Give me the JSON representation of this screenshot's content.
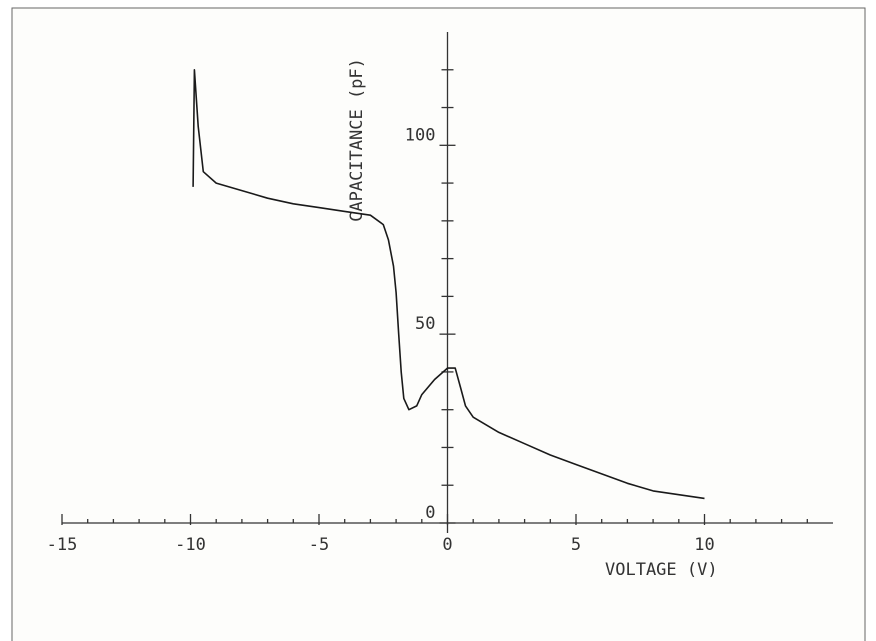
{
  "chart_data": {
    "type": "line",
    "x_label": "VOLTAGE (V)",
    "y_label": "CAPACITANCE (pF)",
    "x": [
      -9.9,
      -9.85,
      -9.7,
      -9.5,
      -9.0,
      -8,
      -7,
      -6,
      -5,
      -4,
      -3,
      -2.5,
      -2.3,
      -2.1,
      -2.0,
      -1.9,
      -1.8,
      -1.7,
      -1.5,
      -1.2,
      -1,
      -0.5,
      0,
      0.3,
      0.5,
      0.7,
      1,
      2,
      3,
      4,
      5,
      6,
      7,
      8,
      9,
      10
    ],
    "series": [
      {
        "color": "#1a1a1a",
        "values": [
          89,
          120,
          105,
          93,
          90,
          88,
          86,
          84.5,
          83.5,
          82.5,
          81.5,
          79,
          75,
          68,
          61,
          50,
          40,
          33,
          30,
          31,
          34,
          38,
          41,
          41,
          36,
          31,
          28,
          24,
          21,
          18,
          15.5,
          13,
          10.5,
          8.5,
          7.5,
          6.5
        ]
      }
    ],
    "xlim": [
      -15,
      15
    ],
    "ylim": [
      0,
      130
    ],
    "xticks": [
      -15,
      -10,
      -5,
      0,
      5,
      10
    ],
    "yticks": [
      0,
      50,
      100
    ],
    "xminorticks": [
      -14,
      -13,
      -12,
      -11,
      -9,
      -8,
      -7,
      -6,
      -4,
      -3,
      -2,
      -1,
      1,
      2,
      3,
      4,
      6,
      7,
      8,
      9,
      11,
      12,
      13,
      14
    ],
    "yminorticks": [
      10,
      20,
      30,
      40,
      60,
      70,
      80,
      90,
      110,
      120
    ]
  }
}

==*==

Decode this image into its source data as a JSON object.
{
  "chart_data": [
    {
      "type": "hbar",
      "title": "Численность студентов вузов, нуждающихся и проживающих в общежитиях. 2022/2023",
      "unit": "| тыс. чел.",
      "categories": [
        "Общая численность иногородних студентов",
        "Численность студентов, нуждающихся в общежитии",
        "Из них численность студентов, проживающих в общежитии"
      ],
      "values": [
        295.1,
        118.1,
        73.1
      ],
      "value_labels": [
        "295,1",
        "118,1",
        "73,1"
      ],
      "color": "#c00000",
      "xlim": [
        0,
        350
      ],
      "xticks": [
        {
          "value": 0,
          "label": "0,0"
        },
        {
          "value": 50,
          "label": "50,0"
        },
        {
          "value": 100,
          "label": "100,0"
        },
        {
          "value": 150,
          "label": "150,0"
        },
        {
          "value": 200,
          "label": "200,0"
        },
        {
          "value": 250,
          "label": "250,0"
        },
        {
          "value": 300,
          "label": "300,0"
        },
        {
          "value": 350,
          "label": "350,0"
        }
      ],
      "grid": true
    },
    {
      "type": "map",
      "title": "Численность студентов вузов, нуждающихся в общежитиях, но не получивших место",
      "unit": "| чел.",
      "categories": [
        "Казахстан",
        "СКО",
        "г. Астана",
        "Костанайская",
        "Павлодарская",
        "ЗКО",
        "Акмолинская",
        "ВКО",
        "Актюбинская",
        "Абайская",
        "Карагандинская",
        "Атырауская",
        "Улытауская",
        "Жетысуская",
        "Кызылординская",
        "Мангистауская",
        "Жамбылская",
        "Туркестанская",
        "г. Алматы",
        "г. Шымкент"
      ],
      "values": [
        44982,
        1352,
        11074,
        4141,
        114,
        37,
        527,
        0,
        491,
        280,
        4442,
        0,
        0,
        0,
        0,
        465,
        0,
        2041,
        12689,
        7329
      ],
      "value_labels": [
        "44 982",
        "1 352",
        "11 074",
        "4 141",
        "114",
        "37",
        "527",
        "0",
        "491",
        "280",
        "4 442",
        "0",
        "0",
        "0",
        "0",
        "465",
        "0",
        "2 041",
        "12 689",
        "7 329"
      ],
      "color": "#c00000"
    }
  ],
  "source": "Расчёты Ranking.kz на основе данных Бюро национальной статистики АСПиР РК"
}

==*==

### What you need to do
In the records above, locate the lines holding the word "нуждающихся". Copy each of them.

### Written answer
      "title": "Численность студентов вузов, нуждающихся и проживающих в общежитиях. 2022/2023",
        "Численность студентов, нуждающихся в общежитии",
      "title": "Численность студентов вузов, нуждающихся в общежитиях, но не получивших место",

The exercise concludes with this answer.